**Entries**.
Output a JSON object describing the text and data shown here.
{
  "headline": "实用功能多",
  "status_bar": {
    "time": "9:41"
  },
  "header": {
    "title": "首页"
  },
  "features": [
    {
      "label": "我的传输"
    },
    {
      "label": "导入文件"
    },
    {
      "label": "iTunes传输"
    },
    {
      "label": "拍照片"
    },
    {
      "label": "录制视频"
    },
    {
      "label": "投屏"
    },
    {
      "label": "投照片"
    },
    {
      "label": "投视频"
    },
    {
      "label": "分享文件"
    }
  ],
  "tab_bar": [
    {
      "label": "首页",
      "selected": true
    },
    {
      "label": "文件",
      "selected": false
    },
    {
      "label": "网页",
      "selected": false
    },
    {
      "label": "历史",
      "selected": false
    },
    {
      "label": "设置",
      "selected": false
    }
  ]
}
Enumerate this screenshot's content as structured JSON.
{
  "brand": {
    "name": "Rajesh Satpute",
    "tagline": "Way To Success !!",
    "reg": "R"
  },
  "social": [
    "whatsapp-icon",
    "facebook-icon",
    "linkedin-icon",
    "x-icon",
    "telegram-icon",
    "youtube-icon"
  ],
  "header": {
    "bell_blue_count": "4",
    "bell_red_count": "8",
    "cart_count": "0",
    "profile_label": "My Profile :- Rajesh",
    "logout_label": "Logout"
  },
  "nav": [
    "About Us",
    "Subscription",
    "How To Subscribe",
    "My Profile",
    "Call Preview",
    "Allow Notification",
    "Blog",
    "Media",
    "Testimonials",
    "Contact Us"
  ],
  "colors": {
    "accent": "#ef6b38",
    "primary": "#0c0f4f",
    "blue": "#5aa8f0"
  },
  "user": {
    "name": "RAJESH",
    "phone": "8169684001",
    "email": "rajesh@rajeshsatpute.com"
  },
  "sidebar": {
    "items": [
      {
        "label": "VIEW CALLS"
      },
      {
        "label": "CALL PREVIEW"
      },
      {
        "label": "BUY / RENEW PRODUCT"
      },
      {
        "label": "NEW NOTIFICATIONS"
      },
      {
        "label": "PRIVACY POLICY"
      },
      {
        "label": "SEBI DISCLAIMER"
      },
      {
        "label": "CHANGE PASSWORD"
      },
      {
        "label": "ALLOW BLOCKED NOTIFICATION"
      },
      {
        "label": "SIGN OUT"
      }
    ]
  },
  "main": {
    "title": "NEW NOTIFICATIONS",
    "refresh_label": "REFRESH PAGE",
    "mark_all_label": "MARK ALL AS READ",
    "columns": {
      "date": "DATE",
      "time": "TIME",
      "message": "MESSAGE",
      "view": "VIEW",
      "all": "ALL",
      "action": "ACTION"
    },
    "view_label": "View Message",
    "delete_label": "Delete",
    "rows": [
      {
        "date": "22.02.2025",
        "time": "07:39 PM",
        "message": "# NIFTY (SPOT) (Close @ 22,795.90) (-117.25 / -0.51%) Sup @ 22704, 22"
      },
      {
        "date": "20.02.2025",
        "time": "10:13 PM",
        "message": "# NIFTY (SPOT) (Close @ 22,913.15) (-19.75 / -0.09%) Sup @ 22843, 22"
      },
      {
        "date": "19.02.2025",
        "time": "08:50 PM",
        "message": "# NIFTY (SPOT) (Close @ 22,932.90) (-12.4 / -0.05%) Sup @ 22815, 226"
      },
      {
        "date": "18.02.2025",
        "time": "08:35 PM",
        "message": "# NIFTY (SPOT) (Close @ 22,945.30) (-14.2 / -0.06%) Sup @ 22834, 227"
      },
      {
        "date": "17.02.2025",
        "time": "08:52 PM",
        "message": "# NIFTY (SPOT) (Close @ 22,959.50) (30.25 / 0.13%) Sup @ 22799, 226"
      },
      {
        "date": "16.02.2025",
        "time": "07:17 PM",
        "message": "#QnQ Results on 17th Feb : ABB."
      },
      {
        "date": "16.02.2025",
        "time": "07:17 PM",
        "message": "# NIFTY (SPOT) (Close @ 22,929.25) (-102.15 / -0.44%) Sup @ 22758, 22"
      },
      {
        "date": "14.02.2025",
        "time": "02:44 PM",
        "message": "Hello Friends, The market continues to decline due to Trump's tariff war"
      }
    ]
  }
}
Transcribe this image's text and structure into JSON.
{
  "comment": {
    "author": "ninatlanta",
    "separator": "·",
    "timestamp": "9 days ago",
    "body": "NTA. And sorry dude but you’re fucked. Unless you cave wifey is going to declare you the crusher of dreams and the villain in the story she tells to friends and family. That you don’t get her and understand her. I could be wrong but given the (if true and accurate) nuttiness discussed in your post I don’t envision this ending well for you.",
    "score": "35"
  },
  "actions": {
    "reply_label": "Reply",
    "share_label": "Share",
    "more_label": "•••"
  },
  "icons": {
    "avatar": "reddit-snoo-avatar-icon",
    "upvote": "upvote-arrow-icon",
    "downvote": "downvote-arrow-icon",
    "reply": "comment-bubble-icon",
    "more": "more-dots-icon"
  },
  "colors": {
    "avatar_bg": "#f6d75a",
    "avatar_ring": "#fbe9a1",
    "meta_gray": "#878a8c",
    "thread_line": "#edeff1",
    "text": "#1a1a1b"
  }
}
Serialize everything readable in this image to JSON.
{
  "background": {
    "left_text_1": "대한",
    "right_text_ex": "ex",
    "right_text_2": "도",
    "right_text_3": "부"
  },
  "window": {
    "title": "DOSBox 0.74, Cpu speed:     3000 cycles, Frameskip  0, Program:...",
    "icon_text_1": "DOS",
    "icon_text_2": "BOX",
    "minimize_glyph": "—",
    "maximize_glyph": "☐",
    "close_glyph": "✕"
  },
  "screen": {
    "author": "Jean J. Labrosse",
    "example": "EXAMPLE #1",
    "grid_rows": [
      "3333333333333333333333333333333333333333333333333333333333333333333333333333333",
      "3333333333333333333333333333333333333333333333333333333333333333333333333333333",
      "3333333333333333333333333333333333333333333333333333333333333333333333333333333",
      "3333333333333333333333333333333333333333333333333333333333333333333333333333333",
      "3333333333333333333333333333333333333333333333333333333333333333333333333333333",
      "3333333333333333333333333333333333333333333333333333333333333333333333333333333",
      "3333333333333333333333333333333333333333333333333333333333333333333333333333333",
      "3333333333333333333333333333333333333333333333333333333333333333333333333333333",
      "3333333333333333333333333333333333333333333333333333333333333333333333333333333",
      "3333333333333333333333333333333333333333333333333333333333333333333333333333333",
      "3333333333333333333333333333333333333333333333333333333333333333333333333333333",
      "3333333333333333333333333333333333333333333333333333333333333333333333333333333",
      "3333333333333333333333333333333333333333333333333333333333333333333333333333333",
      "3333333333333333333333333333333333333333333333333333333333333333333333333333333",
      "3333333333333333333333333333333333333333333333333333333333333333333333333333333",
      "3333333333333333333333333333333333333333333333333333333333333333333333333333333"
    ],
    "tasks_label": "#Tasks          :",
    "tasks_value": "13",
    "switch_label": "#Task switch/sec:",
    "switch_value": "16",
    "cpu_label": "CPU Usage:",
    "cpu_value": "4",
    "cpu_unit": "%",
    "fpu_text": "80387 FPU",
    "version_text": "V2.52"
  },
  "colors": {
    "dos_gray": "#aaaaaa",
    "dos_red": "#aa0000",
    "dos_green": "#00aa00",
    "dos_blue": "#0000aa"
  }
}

**Task statement**.
Identify every line above with the string "arrow" in it. Copy those lines.

**Completed exercise**.
    "upvote": "upvote-arrow-icon",
    "downvote": "downvote-arrow-icon",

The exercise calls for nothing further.